Copy every entry word for word, but skip the pictures.
________________________
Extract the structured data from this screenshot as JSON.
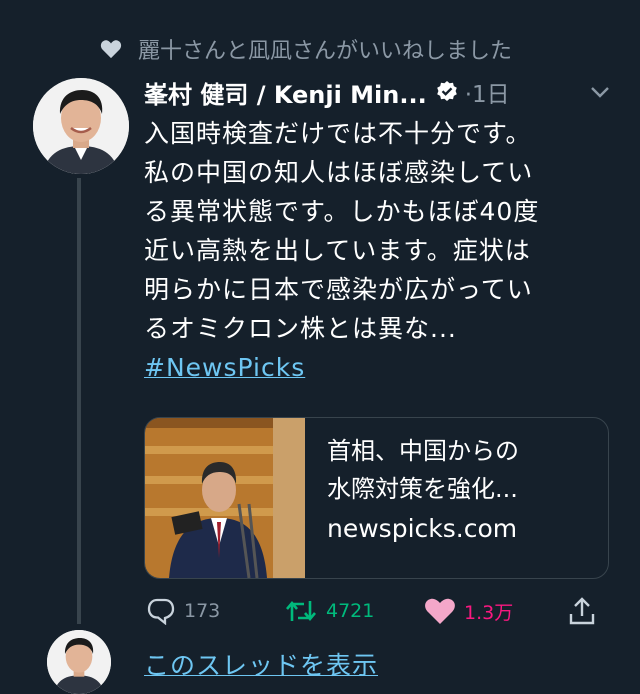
{
  "social_context": {
    "text": "麗十さんと凪凪さんがいいねしました",
    "icon": "heart-icon"
  },
  "author": {
    "display_name": "峯村 健司 / Kenji Min...",
    "verified": true
  },
  "timestamp": "·1日",
  "tweet": {
    "lines": [
      "入国時検査だけでは不十分です。",
      "私の中国の知人はほぼ感染してい",
      "る異常状態です。しかもほぼ40度",
      "近い高熱を出しています。症状は",
      "明らかに日本で感染が広がってい",
      "るオミクロン株とは異な..."
    ],
    "hashtag": "#NewsPicks"
  },
  "link_card": {
    "title_lines": [
      "首相、中国からの",
      "水際対策を強化..."
    ],
    "domain": "newspicks.com"
  },
  "actions": {
    "reply_count": "173",
    "retweet_count": "4721",
    "like_count": "1.3万"
  },
  "show_thread": "このスレッドを表示",
  "colors": {
    "background": "#15202b",
    "secondary_text": "#8b98a5",
    "link": "#6ec6f2",
    "retweet": "#00ba7c",
    "like": "#f91880",
    "border": "#38444d"
  }
}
________________________
= Response =
Extract the structured data from this screenshot as JSON.
{
  "social_context": {
    "text": "麗十さんと凪凪さんがいいねしました",
    "icon": "heart-icon"
  },
  "author": {
    "display_name": "峯村 健司 / Kenji Min...",
    "verified": true
  },
  "timestamp": "·1日",
  "tweet": {
    "lines": [
      "入国時検査だけでは不十分です。",
      "私の中国の知人はほぼ感染してい",
      "る異常状態です。しかもほぼ40度",
      "近い高熱を出しています。症状は",
      "明らかに日本で感染が広がってい",
      "るオミクロン株とは異な..."
    ],
    "hashtag": "#NewsPicks"
  },
  "link_card": {
    "title_lines": [
      "首相、中国からの",
      "水際対策を強化..."
    ],
    "domain": "newspicks.com"
  },
  "actions": {
    "reply_count": "173",
    "retweet_count": "4721",
    "like_count": "1.3万"
  },
  "show_thread": "このスレッドを表示",
  "colors": {
    "background": "#15202b",
    "secondary_text": "#8b98a5",
    "link": "#6ec6f2",
    "retweet": "#00ba7c",
    "like": "#f91880",
    "border": "#38444d"
  }
}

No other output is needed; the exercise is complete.